- [Work to complete] Restate the complete material exactly.

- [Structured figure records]
>>>>

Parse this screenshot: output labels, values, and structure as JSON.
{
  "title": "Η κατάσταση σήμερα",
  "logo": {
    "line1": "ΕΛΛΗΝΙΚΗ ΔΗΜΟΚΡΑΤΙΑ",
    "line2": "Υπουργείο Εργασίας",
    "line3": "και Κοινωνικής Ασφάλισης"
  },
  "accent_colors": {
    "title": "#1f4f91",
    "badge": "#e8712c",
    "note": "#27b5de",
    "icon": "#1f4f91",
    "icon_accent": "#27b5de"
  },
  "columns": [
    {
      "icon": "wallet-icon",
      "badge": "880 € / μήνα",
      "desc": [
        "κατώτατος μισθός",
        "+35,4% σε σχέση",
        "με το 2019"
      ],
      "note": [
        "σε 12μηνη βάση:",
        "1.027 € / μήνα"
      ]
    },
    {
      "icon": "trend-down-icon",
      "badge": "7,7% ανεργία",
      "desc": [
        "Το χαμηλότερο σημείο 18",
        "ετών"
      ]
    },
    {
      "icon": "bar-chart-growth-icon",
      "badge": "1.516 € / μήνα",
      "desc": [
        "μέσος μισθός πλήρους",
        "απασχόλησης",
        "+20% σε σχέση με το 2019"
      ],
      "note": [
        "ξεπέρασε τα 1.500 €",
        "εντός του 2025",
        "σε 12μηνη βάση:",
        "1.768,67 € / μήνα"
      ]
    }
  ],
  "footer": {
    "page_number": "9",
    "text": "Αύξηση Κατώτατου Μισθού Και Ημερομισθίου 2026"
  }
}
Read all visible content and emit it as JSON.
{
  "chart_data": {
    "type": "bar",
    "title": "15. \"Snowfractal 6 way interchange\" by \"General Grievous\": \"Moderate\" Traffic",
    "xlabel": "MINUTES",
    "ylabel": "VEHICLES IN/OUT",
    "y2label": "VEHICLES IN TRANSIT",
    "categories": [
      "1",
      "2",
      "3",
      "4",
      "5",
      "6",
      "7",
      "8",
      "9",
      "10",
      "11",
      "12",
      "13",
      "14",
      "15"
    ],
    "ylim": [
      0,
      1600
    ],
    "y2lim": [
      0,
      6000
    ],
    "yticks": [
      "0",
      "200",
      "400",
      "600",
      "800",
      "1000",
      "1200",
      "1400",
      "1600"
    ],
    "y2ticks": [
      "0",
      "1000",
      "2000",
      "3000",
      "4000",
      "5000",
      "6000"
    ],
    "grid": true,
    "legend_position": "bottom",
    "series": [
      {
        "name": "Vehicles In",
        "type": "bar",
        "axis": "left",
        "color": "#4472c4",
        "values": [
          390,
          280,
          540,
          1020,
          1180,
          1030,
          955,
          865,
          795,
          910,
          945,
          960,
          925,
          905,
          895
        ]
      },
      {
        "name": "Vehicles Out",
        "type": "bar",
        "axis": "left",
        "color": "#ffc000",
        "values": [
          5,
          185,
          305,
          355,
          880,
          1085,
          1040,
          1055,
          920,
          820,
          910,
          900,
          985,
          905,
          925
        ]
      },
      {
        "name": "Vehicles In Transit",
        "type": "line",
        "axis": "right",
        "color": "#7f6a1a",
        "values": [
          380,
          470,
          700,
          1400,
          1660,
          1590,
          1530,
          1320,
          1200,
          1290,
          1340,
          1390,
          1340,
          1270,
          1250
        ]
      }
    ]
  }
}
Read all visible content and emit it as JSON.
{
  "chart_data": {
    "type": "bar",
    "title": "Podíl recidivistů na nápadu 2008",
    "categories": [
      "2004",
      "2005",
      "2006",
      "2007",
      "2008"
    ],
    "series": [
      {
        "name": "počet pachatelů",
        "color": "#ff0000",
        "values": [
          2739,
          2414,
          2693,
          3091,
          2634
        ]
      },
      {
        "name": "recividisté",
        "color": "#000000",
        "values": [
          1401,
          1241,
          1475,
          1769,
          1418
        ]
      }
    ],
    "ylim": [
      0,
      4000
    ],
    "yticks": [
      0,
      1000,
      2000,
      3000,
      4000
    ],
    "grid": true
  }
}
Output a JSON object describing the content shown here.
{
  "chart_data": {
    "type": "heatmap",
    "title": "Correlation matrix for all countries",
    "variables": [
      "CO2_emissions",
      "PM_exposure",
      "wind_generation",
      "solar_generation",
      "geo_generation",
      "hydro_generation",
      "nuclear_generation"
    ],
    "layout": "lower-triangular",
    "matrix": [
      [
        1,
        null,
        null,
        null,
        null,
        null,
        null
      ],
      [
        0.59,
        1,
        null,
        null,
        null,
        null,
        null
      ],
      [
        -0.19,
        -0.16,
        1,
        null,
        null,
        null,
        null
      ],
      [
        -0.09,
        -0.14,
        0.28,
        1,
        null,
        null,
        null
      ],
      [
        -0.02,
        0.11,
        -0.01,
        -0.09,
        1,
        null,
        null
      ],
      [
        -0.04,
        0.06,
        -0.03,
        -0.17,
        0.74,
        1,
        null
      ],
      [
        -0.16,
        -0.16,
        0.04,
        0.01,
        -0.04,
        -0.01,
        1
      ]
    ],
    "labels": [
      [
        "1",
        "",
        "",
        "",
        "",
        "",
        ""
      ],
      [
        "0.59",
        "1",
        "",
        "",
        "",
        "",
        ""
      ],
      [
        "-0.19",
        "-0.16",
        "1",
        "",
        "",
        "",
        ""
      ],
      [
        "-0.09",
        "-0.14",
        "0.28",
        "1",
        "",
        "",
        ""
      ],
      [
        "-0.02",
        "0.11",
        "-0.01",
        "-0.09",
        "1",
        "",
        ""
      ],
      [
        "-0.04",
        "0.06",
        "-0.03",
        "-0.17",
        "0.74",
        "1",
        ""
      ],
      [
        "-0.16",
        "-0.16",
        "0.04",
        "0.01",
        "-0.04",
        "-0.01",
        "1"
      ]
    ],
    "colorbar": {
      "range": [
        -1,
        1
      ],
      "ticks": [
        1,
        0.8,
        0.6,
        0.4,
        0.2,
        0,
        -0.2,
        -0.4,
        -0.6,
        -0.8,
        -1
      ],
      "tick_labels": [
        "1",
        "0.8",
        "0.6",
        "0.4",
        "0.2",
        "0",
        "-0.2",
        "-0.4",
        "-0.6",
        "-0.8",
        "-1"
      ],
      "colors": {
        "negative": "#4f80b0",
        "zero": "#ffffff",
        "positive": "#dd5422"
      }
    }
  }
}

<<<<

- [Exercise result]
Parse this screenshot: output labels, values, and structure as JSON.
{
  "title": "Η κατάσταση σήμερα",
  "logo": {
    "line1": "ΕΛΛΗΝΙΚΗ ΔΗΜΟΚΡΑΤΙΑ",
    "line2": "Υπουργείο Εργασίας",
    "line3": "και Κοινωνικής Ασφάλισης"
  },
  "accent_colors": {
    "title": "#1f4f91",
    "badge": "#e8712c",
    "note": "#27b5de",
    "icon": "#1f4f91",
    "icon_accent": "#27b5de"
  },
  "columns": [
    {
      "icon": "wallet-icon",
      "badge": "880 € / μήνα",
      "desc": [
        "κατώτατος μισθός",
        "+35,4% σε σχέση",
        "με το 2019"
      ],
      "note": [
        "σε 12μηνη βάση:",
        "1.027 € / μήνα"
      ]
    },
    {
      "icon": "trend-down-icon",
      "badge": "7,7% ανεργία",
      "desc": [
        "Το χαμηλότερο σημείο 18",
        "ετών"
      ]
    },
    {
      "icon": "bar-chart-growth-icon",
      "badge": "1.516 € / μήνα",
      "desc": [
        "μέσος μισθός πλήρους",
        "απασχόλησης",
        "+20% σε σχέση με το 2019"
      ],
      "note": [
        "ξεπέρασε τα 1.500 €",
        "εντός του 2025",
        "σε 12μηνη βάση:",
        "1.768,67 € / μήνα"
      ]
    }
  ],
  "footer": {
    "page_number": "9",
    "text": "Αύξηση Κατώτατου Μισθού Και Ημερομισθίου 2026"
  }
}
Read all visible content and emit it as JSON.
{
  "chart_data": {
    "type": "bar",
    "title": "15. \"Snowfractal 6 way interchange\" by \"General Grievous\": \"Moderate\" Traffic",
    "xlabel": "MINUTES",
    "ylabel": "VEHICLES IN/OUT",
    "y2label": "VEHICLES IN TRANSIT",
    "categories": [
      "1",
      "2",
      "3",
      "4",
      "5",
      "6",
      "7",
      "8",
      "9",
      "10",
      "11",
      "12",
      "13",
      "14",
      "15"
    ],
    "ylim": [
      0,
      1600
    ],
    "y2lim": [
      0,
      6000
    ],
    "yticks": [
      "0",
      "200",
      "400",
      "600",
      "800",
      "1000",
      "1200",
      "1400",
      "1600"
    ],
    "y2ticks": [
      "0",
      "1000",
      "2000",
      "3000",
      "4000",
      "5000",
      "6000"
    ],
    "grid": true,
    "legend_position": "bottom",
    "series": [
      {
        "name": "Vehicles In",
        "type": "bar",
        "axis": "left",
        "color": "#4472c4",
        "values": [
          390,
          280,
          540,
          1020,
          1180,
          1030,
          955,
          865,
          795,
          910,
          945,
          960,
          925,
          905,
          895
        ]
      },
      {
        "name": "Vehicles Out",
        "type": "bar",
        "axis": "left",
        "color": "#ffc000",
        "values": [
          5,
          185,
          305,
          355,
          880,
          1085,
          1040,
          1055,
          920,
          820,
          910,
          900,
          985,
          905,
          925
        ]
      },
      {
        "name": "Vehicles In Transit",
        "type": "line",
        "axis": "right",
        "color": "#7f6a1a",
        "values": [
          380,
          470,
          700,
          1400,
          1660,
          1590,
          1530,
          1320,
          1200,
          1290,
          1340,
          1390,
          1340,
          1270,
          1250
        ]
      }
    ]
  }
}
Read all visible content and emit it as JSON.
{
  "chart_data": {
    "type": "bar",
    "title": "Podíl recidivistů na nápadu 2008",
    "categories": [
      "2004",
      "2005",
      "2006",
      "2007",
      "2008"
    ],
    "series": [
      {
        "name": "počet pachatelů",
        "color": "#ff0000",
        "values": [
          2739,
          2414,
          2693,
          3091,
          2634
        ]
      },
      {
        "name": "recividisté",
        "color": "#000000",
        "values": [
          1401,
          1241,
          1475,
          1769,
          1418
        ]
      }
    ],
    "ylim": [
      0,
      4000
    ],
    "yticks": [
      0,
      1000,
      2000,
      3000,
      4000
    ],
    "grid": true
  }
}
Output a JSON object describing the content shown here.
{
  "chart_data": {
    "type": "heatmap",
    "title": "Correlation matrix for all countries",
    "variables": [
      "CO2_emissions",
      "PM_exposure",
      "wind_generation",
      "solar_generation",
      "geo_generation",
      "hydro_generation",
      "nuclear_generation"
    ],
    "layout": "lower-triangular",
    "matrix": [
      [
        1,
        null,
        null,
        null,
        null,
        null,
        null
      ],
      [
        0.59,
        1,
        null,
        null,
        null,
        null,
        null
      ],
      [
        -0.19,
        -0.16,
        1,
        null,
        null,
        null,
        null
      ],
      [
        -0.09,
        -0.14,
        0.28,
        1,
        null,
        null,
        null
      ],
      [
        -0.02,
        0.11,
        -0.01,
        -0.09,
        1,
        null,
        null
      ],
      [
        -0.04,
        0.06,
        -0.03,
        -0.17,
        0.74,
        1,
        null
      ],
      [
        -0.16,
        -0.16,
        0.04,
        0.01,
        -0.04,
        -0.01,
        1
      ]
    ],
    "labels": [
      [
        "1",
        "",
        "",
        "",
        "",
        "",
        ""
      ],
      [
        "0.59",
        "1",
        "",
        "",
        "",
        "",
        ""
      ],
      [
        "-0.19",
        "-0.16",
        "1",
        "",
        "",
        "",
        ""
      ],
      [
        "-0.09",
        "-0.14",
        "0.28",
        "1",
        "",
        "",
        ""
      ],
      [
        "-0.02",
        "0.11",
        "-0.01",
        "-0.09",
        "1",
        "",
        ""
      ],
      [
        "-0.04",
        "0.06",
        "-0.03",
        "-0.17",
        "0.74",
        "1",
        ""
      ],
      [
        "-0.16",
        "-0.16",
        "0.04",
        "0.01",
        "-0.04",
        "-0.01",
        "1"
      ]
    ],
    "colorbar": {
      "range": [
        -1,
        1
      ],
      "ticks": [
        1,
        0.8,
        0.6,
        0.4,
        0.2,
        0,
        -0.2,
        -0.4,
        -0.6,
        -0.8,
        -1
      ],
      "tick_labels": [
        "1",
        "0.8",
        "0.6",
        "0.4",
        "0.2",
        "0",
        "-0.2",
        "-0.4",
        "-0.6",
        "-0.8",
        "-1"
      ],
      "colors": {
        "negative": "#4f80b0",
        "zero": "#ffffff",
        "positive": "#dd5422"
      }
    }
  }
}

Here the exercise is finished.